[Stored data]
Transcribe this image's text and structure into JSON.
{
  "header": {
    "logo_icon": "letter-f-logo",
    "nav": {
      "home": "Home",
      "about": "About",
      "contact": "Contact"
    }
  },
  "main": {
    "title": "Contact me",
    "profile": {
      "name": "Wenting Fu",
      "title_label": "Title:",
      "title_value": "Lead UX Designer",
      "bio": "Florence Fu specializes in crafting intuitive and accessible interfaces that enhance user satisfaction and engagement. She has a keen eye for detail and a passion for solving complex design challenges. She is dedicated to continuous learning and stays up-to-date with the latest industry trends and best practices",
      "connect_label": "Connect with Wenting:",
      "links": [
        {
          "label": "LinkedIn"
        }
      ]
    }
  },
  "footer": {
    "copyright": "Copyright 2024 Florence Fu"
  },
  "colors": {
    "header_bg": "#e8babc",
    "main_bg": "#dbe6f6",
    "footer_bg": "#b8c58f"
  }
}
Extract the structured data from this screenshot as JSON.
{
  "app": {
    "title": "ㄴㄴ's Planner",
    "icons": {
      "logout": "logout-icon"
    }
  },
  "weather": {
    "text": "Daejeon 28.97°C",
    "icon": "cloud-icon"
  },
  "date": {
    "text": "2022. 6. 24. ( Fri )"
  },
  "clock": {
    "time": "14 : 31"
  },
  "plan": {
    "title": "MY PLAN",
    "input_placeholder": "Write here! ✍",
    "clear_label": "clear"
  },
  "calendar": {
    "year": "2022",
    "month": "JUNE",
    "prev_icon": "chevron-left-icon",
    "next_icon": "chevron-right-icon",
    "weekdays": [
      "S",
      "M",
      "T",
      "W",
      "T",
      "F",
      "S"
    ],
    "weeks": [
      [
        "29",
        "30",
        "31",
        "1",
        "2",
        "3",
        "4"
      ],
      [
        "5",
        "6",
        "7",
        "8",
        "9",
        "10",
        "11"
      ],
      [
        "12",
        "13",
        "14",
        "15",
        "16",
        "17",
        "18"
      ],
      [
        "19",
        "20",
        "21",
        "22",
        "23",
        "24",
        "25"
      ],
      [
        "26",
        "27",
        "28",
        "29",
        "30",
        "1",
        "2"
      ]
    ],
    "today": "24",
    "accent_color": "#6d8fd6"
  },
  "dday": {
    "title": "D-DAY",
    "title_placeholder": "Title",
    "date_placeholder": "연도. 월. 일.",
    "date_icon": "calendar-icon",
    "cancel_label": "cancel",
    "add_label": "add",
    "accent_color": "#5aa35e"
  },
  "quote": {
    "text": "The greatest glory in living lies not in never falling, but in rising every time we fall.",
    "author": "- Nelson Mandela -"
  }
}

# Required task
Please set down all the data word for word.

# Answer below
Transcribe this image's text and structure into JSON.
{
  "header": {
    "logo_icon": "letter-f-logo",
    "nav": {
      "home": "Home",
      "about": "About",
      "contact": "Contact"
    }
  },
  "main": {
    "title": "Contact me",
    "profile": {
      "name": "Wenting Fu",
      "title_label": "Title:",
      "title_value": "Lead UX Designer",
      "bio": "Florence Fu specializes in crafting intuitive and accessible interfaces that enhance user satisfaction and engagement. She has a keen eye for detail and a passion for solving complex design challenges. She is dedicated to continuous learning and stays up-to-date with the latest industry trends and best practices",
      "connect_label": "Connect with Wenting:",
      "links": [
        {
          "label": "LinkedIn"
        }
      ]
    }
  },
  "footer": {
    "copyright": "Copyright 2024 Florence Fu"
  },
  "colors": {
    "header_bg": "#e8babc",
    "main_bg": "#dbe6f6",
    "footer_bg": "#b8c58f"
  }
}
Extract the structured data from this screenshot as JSON.
{
  "app": {
    "title": "ㄴㄴ's Planner",
    "icons": {
      "logout": "logout-icon"
    }
  },
  "weather": {
    "text": "Daejeon 28.97°C",
    "icon": "cloud-icon"
  },
  "date": {
    "text": "2022. 6. 24. ( Fri )"
  },
  "clock": {
    "time": "14 : 31"
  },
  "plan": {
    "title": "MY PLAN",
    "input_placeholder": "Write here! ✍",
    "clear_label": "clear"
  },
  "calendar": {
    "year": "2022",
    "month": "JUNE",
    "prev_icon": "chevron-left-icon",
    "next_icon": "chevron-right-icon",
    "weekdays": [
      "S",
      "M",
      "T",
      "W",
      "T",
      "F",
      "S"
    ],
    "weeks": [
      [
        "29",
        "30",
        "31",
        "1",
        "2",
        "3",
        "4"
      ],
      [
        "5",
        "6",
        "7",
        "8",
        "9",
        "10",
        "11"
      ],
      [
        "12",
        "13",
        "14",
        "15",
        "16",
        "17",
        "18"
      ],
      [
        "19",
        "20",
        "21",
        "22",
        "23",
        "24",
        "25"
      ],
      [
        "26",
        "27",
        "28",
        "29",
        "30",
        "1",
        "2"
      ]
    ],
    "today": "24",
    "accent_color": "#6d8fd6"
  },
  "dday": {
    "title": "D-DAY",
    "title_placeholder": "Title",
    "date_placeholder": "연도. 월. 일.",
    "date_icon": "calendar-icon",
    "cancel_label": "cancel",
    "add_label": "add",
    "accent_color": "#5aa35e"
  },
  "quote": {
    "text": "The greatest glory in living lies not in never falling, but in rising every time we fall.",
    "author": "- Nelson Mandela -"
  }
}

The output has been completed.